• WHAT THIS TASK INVOLVES: Repeat the data that follows, word for word, without the images.

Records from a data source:

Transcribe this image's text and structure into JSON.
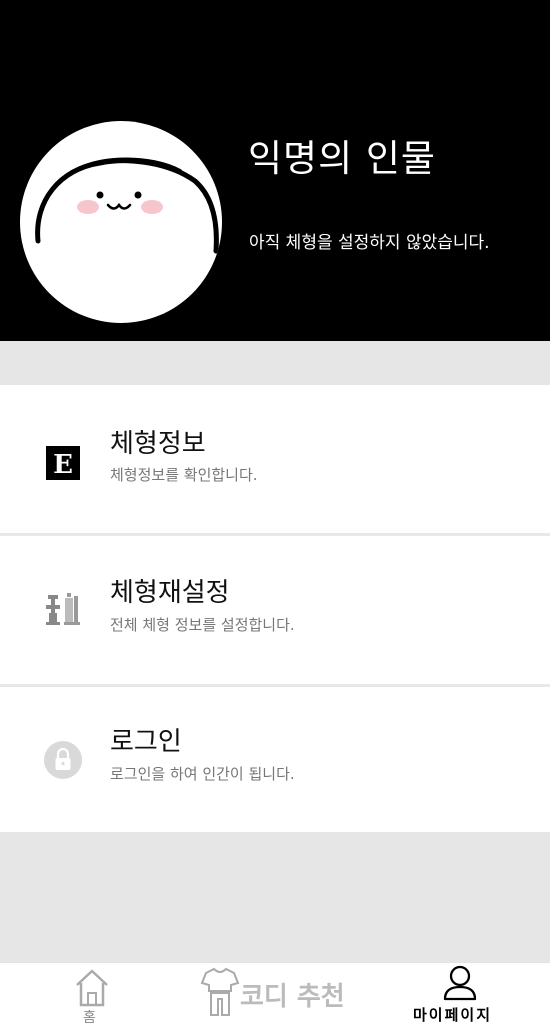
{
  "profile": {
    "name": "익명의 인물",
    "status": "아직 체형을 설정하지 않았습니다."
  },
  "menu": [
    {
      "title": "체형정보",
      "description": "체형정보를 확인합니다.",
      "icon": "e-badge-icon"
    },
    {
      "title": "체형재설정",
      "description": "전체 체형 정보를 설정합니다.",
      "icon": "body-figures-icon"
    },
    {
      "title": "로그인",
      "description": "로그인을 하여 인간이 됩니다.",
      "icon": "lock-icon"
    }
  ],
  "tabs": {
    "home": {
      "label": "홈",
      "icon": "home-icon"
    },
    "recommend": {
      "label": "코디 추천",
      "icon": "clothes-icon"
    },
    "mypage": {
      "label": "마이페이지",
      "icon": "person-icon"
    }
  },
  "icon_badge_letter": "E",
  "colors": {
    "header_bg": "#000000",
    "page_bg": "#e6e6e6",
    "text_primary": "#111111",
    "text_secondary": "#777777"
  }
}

• COMPLETE ANSWER:
Transcribe this image's text and structure into JSON.
{
  "profile": {
    "name": "익명의 인물",
    "status": "아직 체형을 설정하지 않았습니다."
  },
  "menu": [
    {
      "title": "체형정보",
      "description": "체형정보를 확인합니다.",
      "icon": "e-badge-icon"
    },
    {
      "title": "체형재설정",
      "description": "전체 체형 정보를 설정합니다.",
      "icon": "body-figures-icon"
    },
    {
      "title": "로그인",
      "description": "로그인을 하여 인간이 됩니다.",
      "icon": "lock-icon"
    }
  ],
  "tabs": {
    "home": {
      "label": "홈",
      "icon": "home-icon"
    },
    "recommend": {
      "label": "코디 추천",
      "icon": "clothes-icon"
    },
    "mypage": {
      "label": "마이페이지",
      "icon": "person-icon"
    }
  },
  "icon_badge_letter": "E",
  "colors": {
    "header_bg": "#000000",
    "page_bg": "#e6e6e6",
    "text_primary": "#111111",
    "text_secondary": "#777777"
  }
}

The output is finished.